[Records from a dataset]
---*---
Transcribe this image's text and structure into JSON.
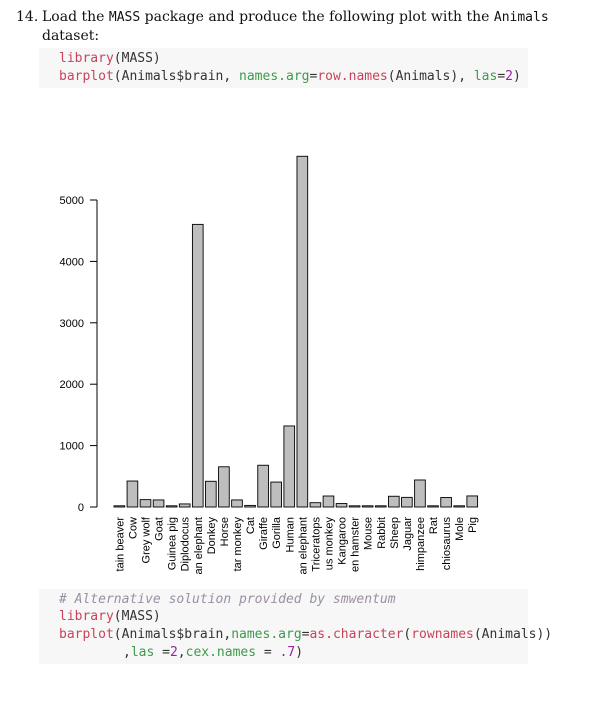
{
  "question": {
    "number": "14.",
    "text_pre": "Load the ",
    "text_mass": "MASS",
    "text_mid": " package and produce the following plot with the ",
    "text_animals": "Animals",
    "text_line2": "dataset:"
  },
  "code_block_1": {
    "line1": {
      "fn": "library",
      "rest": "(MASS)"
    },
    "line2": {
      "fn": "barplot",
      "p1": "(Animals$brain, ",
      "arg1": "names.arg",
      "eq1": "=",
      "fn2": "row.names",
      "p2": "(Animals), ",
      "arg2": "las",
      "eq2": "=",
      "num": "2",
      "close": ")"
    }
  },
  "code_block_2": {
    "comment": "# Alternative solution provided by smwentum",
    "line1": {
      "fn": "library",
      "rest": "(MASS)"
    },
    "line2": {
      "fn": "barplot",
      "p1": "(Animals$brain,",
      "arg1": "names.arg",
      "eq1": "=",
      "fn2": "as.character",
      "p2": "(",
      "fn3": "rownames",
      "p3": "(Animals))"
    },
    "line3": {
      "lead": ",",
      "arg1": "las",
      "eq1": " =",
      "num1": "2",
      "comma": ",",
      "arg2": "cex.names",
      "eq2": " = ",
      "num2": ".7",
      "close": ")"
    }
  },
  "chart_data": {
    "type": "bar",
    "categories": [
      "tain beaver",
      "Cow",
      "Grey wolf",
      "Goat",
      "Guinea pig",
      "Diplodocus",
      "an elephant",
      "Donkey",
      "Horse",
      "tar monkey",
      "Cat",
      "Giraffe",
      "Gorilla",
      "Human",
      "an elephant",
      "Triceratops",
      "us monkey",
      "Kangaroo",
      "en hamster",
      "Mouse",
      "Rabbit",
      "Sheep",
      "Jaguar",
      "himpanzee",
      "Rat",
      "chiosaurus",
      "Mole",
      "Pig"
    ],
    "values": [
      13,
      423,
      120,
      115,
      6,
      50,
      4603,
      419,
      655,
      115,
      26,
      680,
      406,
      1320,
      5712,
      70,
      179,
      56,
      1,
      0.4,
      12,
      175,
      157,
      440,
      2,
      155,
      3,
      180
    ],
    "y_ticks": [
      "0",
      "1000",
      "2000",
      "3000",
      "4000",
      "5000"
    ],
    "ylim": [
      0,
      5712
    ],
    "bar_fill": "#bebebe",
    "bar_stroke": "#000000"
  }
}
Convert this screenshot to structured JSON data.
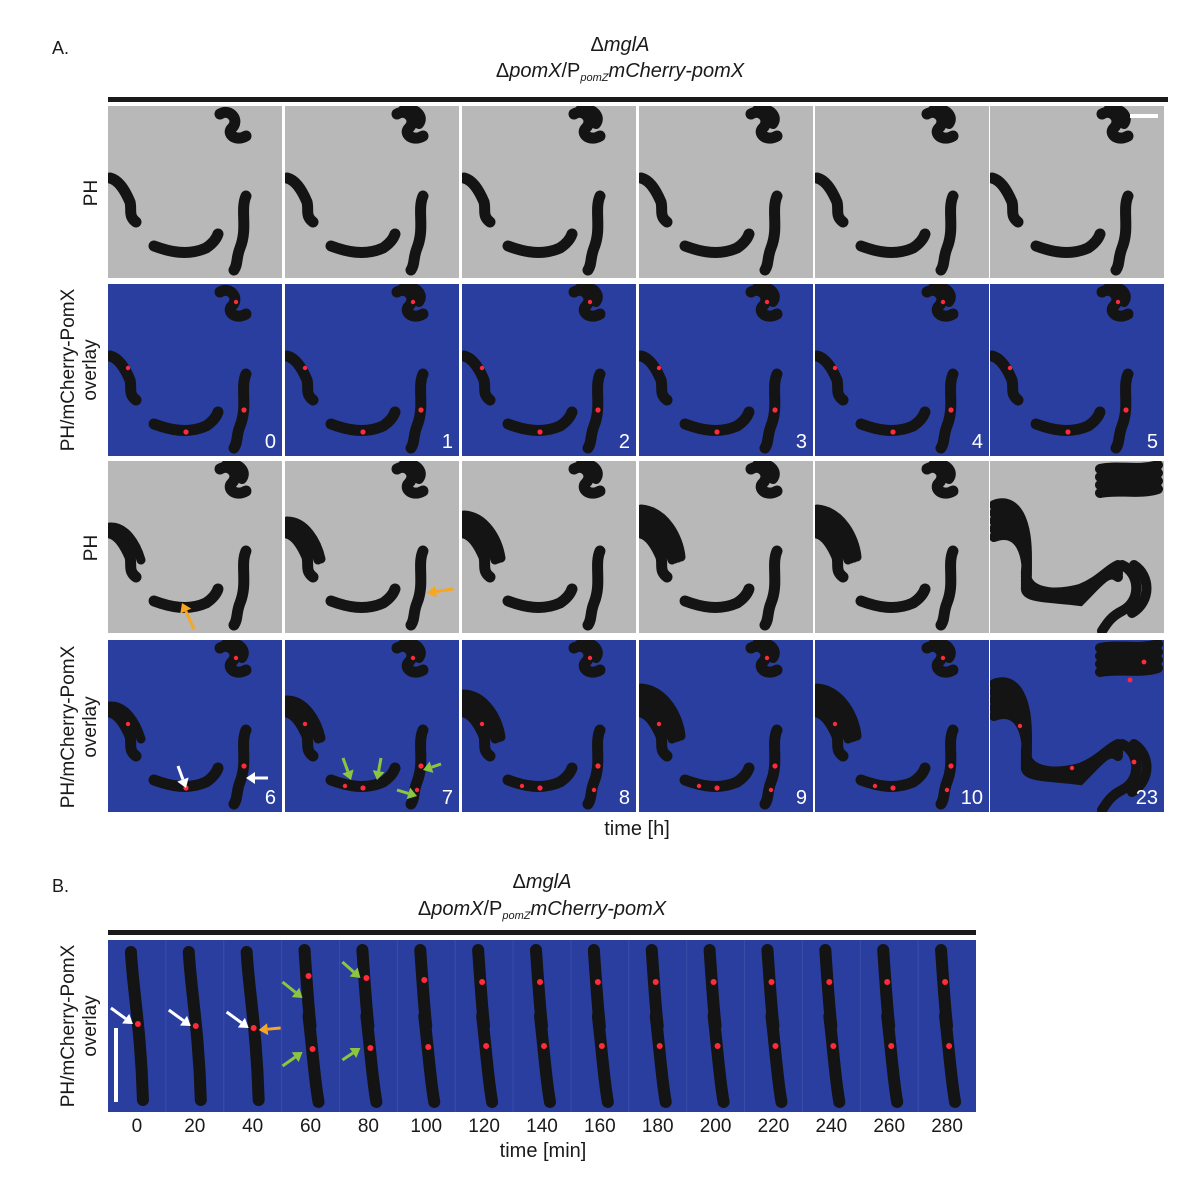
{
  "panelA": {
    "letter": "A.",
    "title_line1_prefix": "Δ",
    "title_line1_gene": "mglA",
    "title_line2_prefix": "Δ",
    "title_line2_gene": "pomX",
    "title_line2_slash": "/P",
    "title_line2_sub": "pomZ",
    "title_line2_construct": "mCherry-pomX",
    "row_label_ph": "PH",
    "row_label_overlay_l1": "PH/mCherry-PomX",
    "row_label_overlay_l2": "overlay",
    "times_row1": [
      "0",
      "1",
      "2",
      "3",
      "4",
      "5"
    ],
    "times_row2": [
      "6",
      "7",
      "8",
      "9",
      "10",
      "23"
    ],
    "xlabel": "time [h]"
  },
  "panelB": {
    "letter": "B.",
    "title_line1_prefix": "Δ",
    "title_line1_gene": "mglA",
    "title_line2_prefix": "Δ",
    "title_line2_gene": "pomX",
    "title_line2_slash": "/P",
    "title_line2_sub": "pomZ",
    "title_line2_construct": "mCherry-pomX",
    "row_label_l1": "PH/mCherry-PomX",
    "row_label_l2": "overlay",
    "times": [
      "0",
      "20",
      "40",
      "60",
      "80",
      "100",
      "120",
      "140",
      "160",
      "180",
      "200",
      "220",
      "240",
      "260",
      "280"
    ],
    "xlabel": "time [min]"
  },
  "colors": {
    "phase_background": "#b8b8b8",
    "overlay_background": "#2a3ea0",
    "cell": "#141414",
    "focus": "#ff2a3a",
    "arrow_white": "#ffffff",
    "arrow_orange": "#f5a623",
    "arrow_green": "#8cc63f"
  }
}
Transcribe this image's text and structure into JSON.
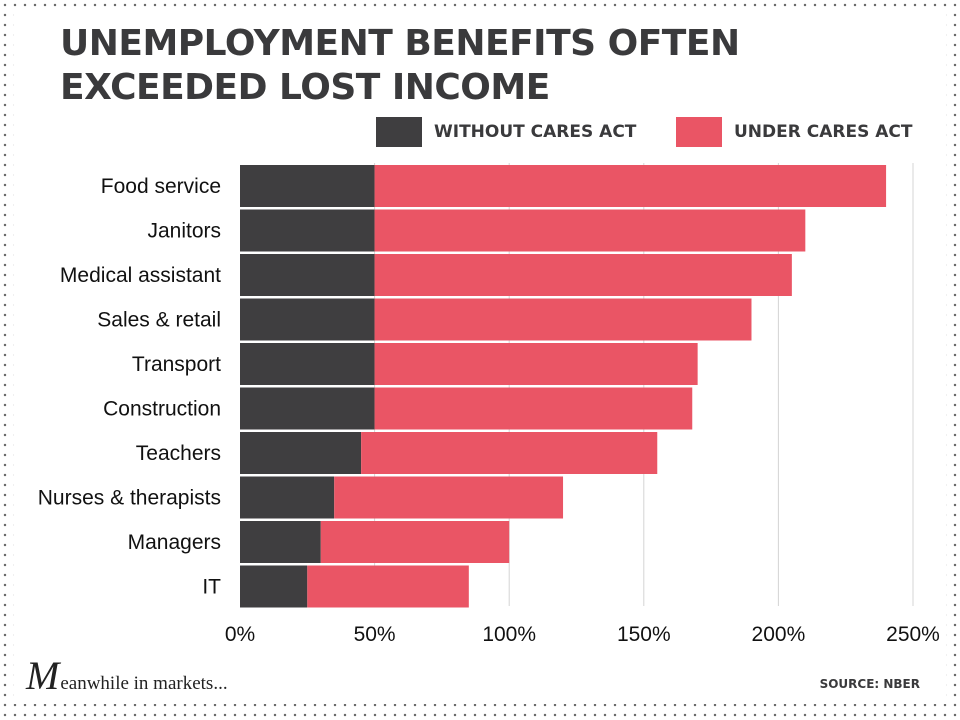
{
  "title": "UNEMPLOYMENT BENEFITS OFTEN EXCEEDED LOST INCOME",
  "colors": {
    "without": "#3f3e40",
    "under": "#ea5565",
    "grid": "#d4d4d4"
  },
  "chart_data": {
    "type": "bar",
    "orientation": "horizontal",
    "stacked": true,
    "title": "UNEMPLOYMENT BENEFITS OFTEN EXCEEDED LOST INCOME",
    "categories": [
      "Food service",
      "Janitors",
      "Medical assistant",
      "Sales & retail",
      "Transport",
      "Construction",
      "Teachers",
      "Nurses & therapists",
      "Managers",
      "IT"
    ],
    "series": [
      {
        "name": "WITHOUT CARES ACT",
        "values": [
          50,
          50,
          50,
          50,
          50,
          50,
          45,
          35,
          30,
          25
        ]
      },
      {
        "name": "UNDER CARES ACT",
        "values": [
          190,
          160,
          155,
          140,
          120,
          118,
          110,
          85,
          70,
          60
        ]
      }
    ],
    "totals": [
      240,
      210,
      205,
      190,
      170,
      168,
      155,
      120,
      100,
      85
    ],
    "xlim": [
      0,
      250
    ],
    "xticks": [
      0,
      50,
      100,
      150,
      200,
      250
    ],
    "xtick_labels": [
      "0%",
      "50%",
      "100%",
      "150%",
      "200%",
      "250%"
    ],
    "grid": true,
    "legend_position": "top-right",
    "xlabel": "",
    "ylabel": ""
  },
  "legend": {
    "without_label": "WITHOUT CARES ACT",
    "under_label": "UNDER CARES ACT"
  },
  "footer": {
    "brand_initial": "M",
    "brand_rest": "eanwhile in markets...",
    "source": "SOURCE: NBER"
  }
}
---*---
## [STATED EXERCISE]
Quote every line of the records above exactly; no picture is to be copied.

## [RESULT OF THIS EXERCISE]
Transcribe this image's text and structure into JSON.
{
  "question": {
    "number": "14.",
    "text_pre": "Load the ",
    "text_mass": "MASS",
    "text_mid": " package and produce the following plot with the ",
    "text_animals": "Animals",
    "text_line2": "dataset:"
  },
  "code_block_1": {
    "line1": {
      "fn": "library",
      "rest": "(MASS)"
    },
    "line2": {
      "fn": "barplot",
      "p1": "(Animals$brain, ",
      "arg1": "names.arg",
      "eq1": "=",
      "fn2": "row.names",
      "p2": "(Animals), ",
      "arg2": "las",
      "eq2": "=",
      "num": "2",
      "close": ")"
    }
  },
  "code_block_2": {
    "comment": "# Alternative solution provided by smwentum",
    "line1": {
      "fn": "library",
      "rest": "(MASS)"
    },
    "line2": {
      "fn": "barplot",
      "p1": "(Animals$brain,",
      "arg1": "names.arg",
      "eq1": "=",
      "fn2": "as.character",
      "p2": "(",
      "fn3": "rownames",
      "p3": "(Animals))"
    },
    "line3": {
      "lead": ",",
      "arg1": "las",
      "eq1": " =",
      "num1": "2",
      "comma": ",",
      "arg2": "cex.names",
      "eq2": " = ",
      "num2": ".7",
      "close": ")"
    }
  },
  "chart_data": {
    "type": "bar",
    "categories": [
      "tain beaver",
      "Cow",
      "Grey wolf",
      "Goat",
      "Guinea pig",
      "Diplodocus",
      "an elephant",
      "Donkey",
      "Horse",
      "tar monkey",
      "Cat",
      "Giraffe",
      "Gorilla",
      "Human",
      "an elephant",
      "Triceratops",
      "us monkey",
      "Kangaroo",
      "en hamster",
      "Mouse",
      "Rabbit",
      "Sheep",
      "Jaguar",
      "himpanzee",
      "Rat",
      "chiosaurus",
      "Mole",
      "Pig"
    ],
    "values": [
      13,
      423,
      120,
      115,
      6,
      50,
      4603,
      419,
      655,
      115,
      26,
      680,
      406,
      1320,
      5712,
      70,
      179,
      56,
      1,
      0.4,
      12,
      175,
      157,
      440,
      2,
      155,
      3,
      180
    ],
    "y_ticks": [
      "0",
      "1000",
      "2000",
      "3000",
      "4000",
      "5000"
    ],
    "ylim": [
      0,
      5712
    ],
    "bar_fill": "#bebebe",
    "bar_stroke": "#000000"
  }
}
Convert this screenshot to structured JSON data.
{
  "panelA": {
    "letter": "A.",
    "title_line1_prefix": "Δ",
    "title_line1_gene": "mglA",
    "title_line2_prefix": "Δ",
    "title_line2_gene": "pomX",
    "title_line2_slash": "/P",
    "title_line2_sub": "pomZ",
    "title_line2_construct": "mCherry-pomX",
    "row_label_ph": "PH",
    "row_label_overlay_l1": "PH/mCherry-PomX",
    "row_label_overlay_l2": "overlay",
    "times_row1": [
      "0",
      "1",
      "2",
      "3",
      "4",
      "5"
    ],
    "times_row2": [
      "6",
      "7",
      "8",
      "9",
      "10",
      "23"
    ],
    "xlabel": "time [h]"
  },
  "panelB": {
    "letter": "B.",
    "title_line1_prefix": "Δ",
    "title_line1_gene": "mglA",
    "title_line2_prefix": "Δ",
    "title_line2_gene": "pomX",
    "title_line2_slash": "/P",
    "title_line2_sub": "pomZ",
    "title_line2_construct": "mCherry-pomX",
    "row_label_l1": "PH/mCherry-PomX",
    "row_label_l2": "overlay",
    "times": [
      "0",
      "20",
      "40",
      "60",
      "80",
      "100",
      "120",
      "140",
      "160",
      "180",
      "200",
      "220",
      "240",
      "260",
      "280"
    ],
    "xlabel": "time [min]"
  },
  "colors": {
    "phase_background": "#b8b8b8",
    "overlay_background": "#2a3ea0",
    "cell": "#141414",
    "focus": "#ff2a3a",
    "arrow_white": "#ffffff",
    "arrow_orange": "#f5a623",
    "arrow_green": "#8cc63f"
  }
}
Transcribe this image's text and structure into JSON.
{
  "title": "UNEMPLOYMENT BENEFITS OFTEN EXCEEDED LOST INCOME",
  "colors": {
    "without": "#3f3e40",
    "under": "#ea5565",
    "grid": "#d4d4d4"
  },
  "chart_data": {
    "type": "bar",
    "orientation": "horizontal",
    "stacked": true,
    "title": "UNEMPLOYMENT BENEFITS OFTEN EXCEEDED LOST INCOME",
    "categories": [
      "Food service",
      "Janitors",
      "Medical assistant",
      "Sales & retail",
      "Transport",
      "Construction",
      "Teachers",
      "Nurses & therapists",
      "Managers",
      "IT"
    ],
    "series": [
      {
        "name": "WITHOUT CARES ACT",
        "values": [
          50,
          50,
          50,
          50,
          50,
          50,
          45,
          35,
          30,
          25
        ]
      },
      {
        "name": "UNDER CARES ACT",
        "values": [
          190,
          160,
          155,
          140,
          120,
          118,
          110,
          85,
          70,
          60
        ]
      }
    ],
    "totals": [
      240,
      210,
      205,
      190,
      170,
      168,
      155,
      120,
      100,
      85
    ],
    "xlim": [
      0,
      250
    ],
    "xticks": [
      0,
      50,
      100,
      150,
      200,
      250
    ],
    "xtick_labels": [
      "0%",
      "50%",
      "100%",
      "150%",
      "200%",
      "250%"
    ],
    "grid": true,
    "legend_position": "top-right",
    "xlabel": "",
    "ylabel": ""
  },
  "legend": {
    "without_label": "WITHOUT CARES ACT",
    "under_label": "UNDER CARES ACT"
  },
  "footer": {
    "brand_initial": "M",
    "brand_rest": "eanwhile in markets...",
    "source": "SOURCE: NBER"
  }
}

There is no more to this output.